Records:

┌──

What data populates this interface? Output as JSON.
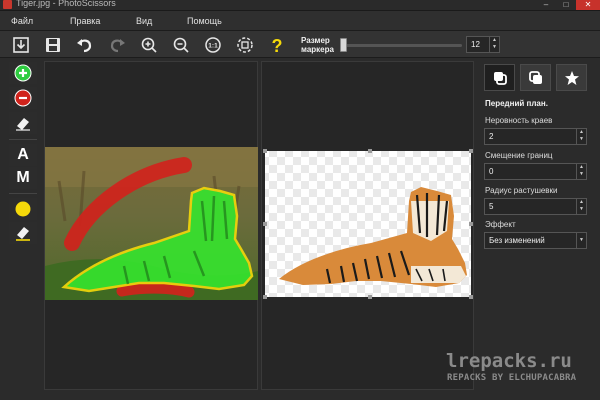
{
  "window": {
    "title": "Tiger.jpg - PhotoScissors",
    "minimize": "–",
    "maximize": "□",
    "close": "✕"
  },
  "menu": [
    "Файл",
    "Правка",
    "Вид",
    "Помощь"
  ],
  "toolbar": {
    "icons": [
      "open-icon",
      "save-icon",
      "undo-icon",
      "redo-icon",
      "zoom-in-icon",
      "zoom-out-icon",
      "actual-size-icon",
      "fit-to-window-icon",
      "help-icon"
    ],
    "actual_size_label": "1:1",
    "help_label": "?",
    "marker_label_line1": "Размер",
    "marker_label_line2": "маркера",
    "marker_size": "12",
    "marker_slider_fraction": 0.02
  },
  "left_tools": {
    "icons": [
      "add-marker-icon",
      "remove-marker-icon",
      "eraser-icon",
      "auto-mode",
      "manual-mode",
      "edge-marker-icon",
      "edge-eraser-icon"
    ],
    "auto_label": "A",
    "manual_label": "M"
  },
  "right_panel": {
    "tabs": [
      "foreground-tab",
      "background-tab",
      "effects-tab"
    ],
    "heading": "Передний план.",
    "edge_roughness_label": "Неровность краев",
    "edge_roughness_value": "2",
    "border_offset_label": "Смещение границ",
    "border_offset_value": "0",
    "feather_radius_label": "Радиус растушевки",
    "feather_radius_value": "5",
    "effect_label": "Эффект",
    "effect_value": "Без изменений"
  },
  "watermark": {
    "main": "lrepacks.ru",
    "sub": "REPACKS BY ELCHUPACABRA"
  },
  "colors": {
    "accent_green": "#2ecc40",
    "accent_red": "#d0231c",
    "marker_yellow": "#f5d90a",
    "close_red": "#c7322b"
  }
}
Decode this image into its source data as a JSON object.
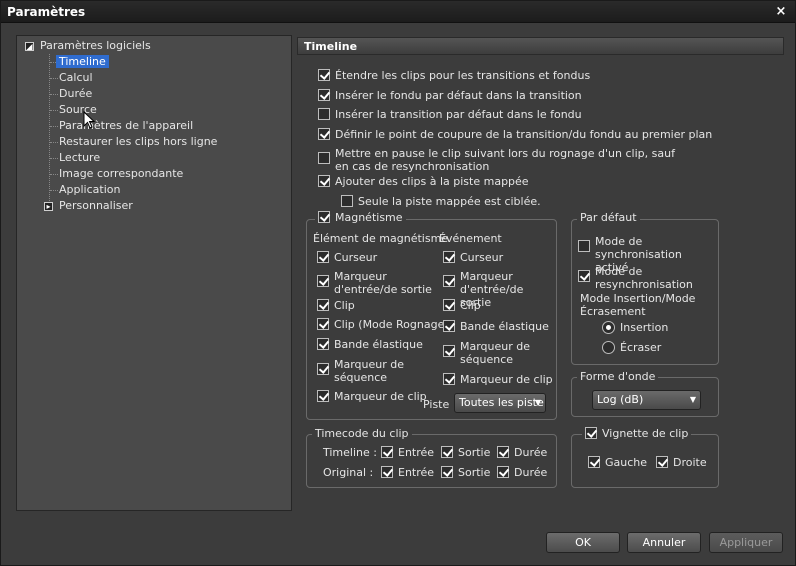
{
  "window": {
    "title": "Paramètres",
    "close": "×"
  },
  "tree": {
    "root": "Paramètres logiciels",
    "items": [
      "Timeline",
      "Calcul",
      "Durée",
      "Source",
      "Paramètres de l'appareil",
      "Restaurer les clips hors ligne",
      "Lecture",
      "Image correspondante",
      "Application"
    ],
    "root2": "Personnaliser",
    "expanded_glyph": "◢",
    "collapsed_glyph": "▸"
  },
  "panel": {
    "title": "Timeline"
  },
  "options": [
    {
      "label": "Étendre les clips pour les transitions et fondus",
      "checked": true
    },
    {
      "label": "Insérer le fondu par défaut dans la transition",
      "checked": true
    },
    {
      "label": "Insérer la transition par défaut dans le fondu",
      "checked": false
    },
    {
      "label": "Définir le point de coupure de la transition/du fondu au premier plan",
      "checked": true
    },
    {
      "label": "Mettre en pause le clip suivant lors du rognage d'un clip, sauf en cas de resynchronisation",
      "checked": false
    },
    {
      "label": "Ajouter des clips à la piste mappée",
      "checked": true
    },
    {
      "label": "Seule la piste mappée est ciblée.",
      "checked": false
    }
  ],
  "magnet": {
    "title": "Magnétisme",
    "checked": true,
    "col1_title": "Élément de magnétisme",
    "col2_title": "Événement",
    "col1": [
      {
        "label": "Curseur",
        "checked": true
      },
      {
        "label": "Marqueur d'entrée/de sortie",
        "checked": true
      },
      {
        "label": "Clip",
        "checked": true
      },
      {
        "label": "Clip (Mode Rognage)",
        "checked": true
      },
      {
        "label": "Bande élastique",
        "checked": true
      },
      {
        "label": "Marqueur de séquence",
        "checked": true
      },
      {
        "label": "Marqueur de clip",
        "checked": true
      }
    ],
    "col2": [
      {
        "label": "Curseur",
        "checked": true
      },
      {
        "label": "Marqueur d'entrée/de sortie",
        "checked": true
      },
      {
        "label": "Clip",
        "checked": true
      },
      {
        "label": "Bande élastique",
        "checked": true
      },
      {
        "label": "Marqueur de séquence",
        "checked": true
      },
      {
        "label": "Marqueur de clip",
        "checked": true
      }
    ],
    "track_label": "Piste",
    "track_value": "Toutes les piste"
  },
  "default": {
    "title": "Par défaut",
    "sync_active": {
      "label": "Mode de synchronisation activé",
      "checked": false
    },
    "resync": {
      "label": "Mode de resynchronisation",
      "checked": true
    },
    "mode_label": "Mode Insertion/Mode Écrasement",
    "insert": "Insertion",
    "overwrite": "Écraser"
  },
  "waveform": {
    "title": "Forme d'onde",
    "value": "Log (dB)"
  },
  "timecode": {
    "title": "Timecode du clip",
    "row1": "Timeline :",
    "row2": "Original :",
    "in": "Entrée",
    "out": "Sortie",
    "dur": "Durée"
  },
  "thumb": {
    "title": "Vignette de clip",
    "left": "Gauche",
    "right": "Droite"
  },
  "buttons": {
    "ok": "OK",
    "cancel": "Annuler",
    "apply": "Appliquer"
  }
}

└──

GOAL: Every line above should be returned word for word, with the pictures left behind.

SOLUTION TO THIS EXERCISE:
What data populates this interface? Output as JSON.
{
  "window": {
    "title": "Tiger.jpg - PhotoScissors",
    "minimize": "–",
    "maximize": "□",
    "close": "✕"
  },
  "menu": [
    "Файл",
    "Правка",
    "Вид",
    "Помощь"
  ],
  "toolbar": {
    "icons": [
      "open-icon",
      "save-icon",
      "undo-icon",
      "redo-icon",
      "zoom-in-icon",
      "zoom-out-icon",
      "actual-size-icon",
      "fit-to-window-icon",
      "help-icon"
    ],
    "actual_size_label": "1:1",
    "help_label": "?",
    "marker_label_line1": "Размер",
    "marker_label_line2": "маркера",
    "marker_size": "12",
    "marker_slider_fraction": 0.02
  },
  "left_tools": {
    "icons": [
      "add-marker-icon",
      "remove-marker-icon",
      "eraser-icon",
      "auto-mode",
      "manual-mode",
      "edge-marker-icon",
      "edge-eraser-icon"
    ],
    "auto_label": "A",
    "manual_label": "M"
  },
  "right_panel": {
    "tabs": [
      "foreground-tab",
      "background-tab",
      "effects-tab"
    ],
    "heading": "Передний план.",
    "edge_roughness_label": "Неровность краев",
    "edge_roughness_value": "2",
    "border_offset_label": "Смещение границ",
    "border_offset_value": "0",
    "feather_radius_label": "Радиус растушевки",
    "feather_radius_value": "5",
    "effect_label": "Эффект",
    "effect_value": "Без изменений"
  },
  "watermark": {
    "main": "lrepacks.ru",
    "sub": "REPACKS BY ELCHUPACABRA"
  },
  "colors": {
    "accent_green": "#2ecc40",
    "accent_red": "#d0231c",
    "marker_yellow": "#f5d90a",
    "close_red": "#c7322b"
  }
}
Decode this image into its source data as a JSON object.
{
  "window": {
    "title": "Paramètres",
    "close": "×"
  },
  "tree": {
    "root": "Paramètres logiciels",
    "items": [
      "Timeline",
      "Calcul",
      "Durée",
      "Source",
      "Paramètres de l'appareil",
      "Restaurer les clips hors ligne",
      "Lecture",
      "Image correspondante",
      "Application"
    ],
    "root2": "Personnaliser",
    "expanded_glyph": "◢",
    "collapsed_glyph": "▸"
  },
  "panel": {
    "title": "Timeline"
  },
  "options": [
    {
      "label": "Étendre les clips pour les transitions et fondus",
      "checked": true
    },
    {
      "label": "Insérer le fondu par défaut dans la transition",
      "checked": true
    },
    {
      "label": "Insérer la transition par défaut dans le fondu",
      "checked": false
    },
    {
      "label": "Définir le point de coupure de la transition/du fondu au premier plan",
      "checked": true
    },
    {
      "label": "Mettre en pause le clip suivant lors du rognage d'un clip, sauf en cas de resynchronisation",
      "checked": false
    },
    {
      "label": "Ajouter des clips à la piste mappée",
      "checked": true
    },
    {
      "label": "Seule la piste mappée est ciblée.",
      "checked": false
    }
  ],
  "magnet": {
    "title": "Magnétisme",
    "checked": true,
    "col1_title": "Élément de magnétisme",
    "col2_title": "Événement",
    "col1": [
      {
        "label": "Curseur",
        "checked": true
      },
      {
        "label": "Marqueur d'entrée/de sortie",
        "checked": true
      },
      {
        "label": "Clip",
        "checked": true
      },
      {
        "label": "Clip (Mode Rognage)",
        "checked": true
      },
      {
        "label": "Bande élastique",
        "checked": true
      },
      {
        "label": "Marqueur de séquence",
        "checked": true
      },
      {
        "label": "Marqueur de clip",
        "checked": true
      }
    ],
    "col2": [
      {
        "label": "Curseur",
        "checked": true
      },
      {
        "label": "Marqueur d'entrée/de sortie",
        "checked": true
      },
      {
        "label": "Clip",
        "checked": true
      },
      {
        "label": "Bande élastique",
        "checked": true
      },
      {
        "label": "Marqueur de séquence",
        "checked": true
      },
      {
        "label": "Marqueur de clip",
        "checked": true
      }
    ],
    "track_label": "Piste",
    "track_value": "Toutes les piste"
  },
  "default": {
    "title": "Par défaut",
    "sync_active": {
      "label": "Mode de synchronisation activé",
      "checked": false
    },
    "resync": {
      "label": "Mode de resynchronisation",
      "checked": true
    },
    "mode_label": "Mode Insertion/Mode Écrasement",
    "insert": "Insertion",
    "overwrite": "Écraser"
  },
  "waveform": {
    "title": "Forme d'onde",
    "value": "Log (dB)"
  },
  "timecode": {
    "title": "Timecode du clip",
    "row1": "Timeline :",
    "row2": "Original :",
    "in": "Entrée",
    "out": "Sortie",
    "dur": "Durée"
  },
  "thumb": {
    "title": "Vignette de clip",
    "left": "Gauche",
    "right": "Droite"
  },
  "buttons": {
    "ok": "OK",
    "cancel": "Annuler",
    "apply": "Appliquer"
  }
}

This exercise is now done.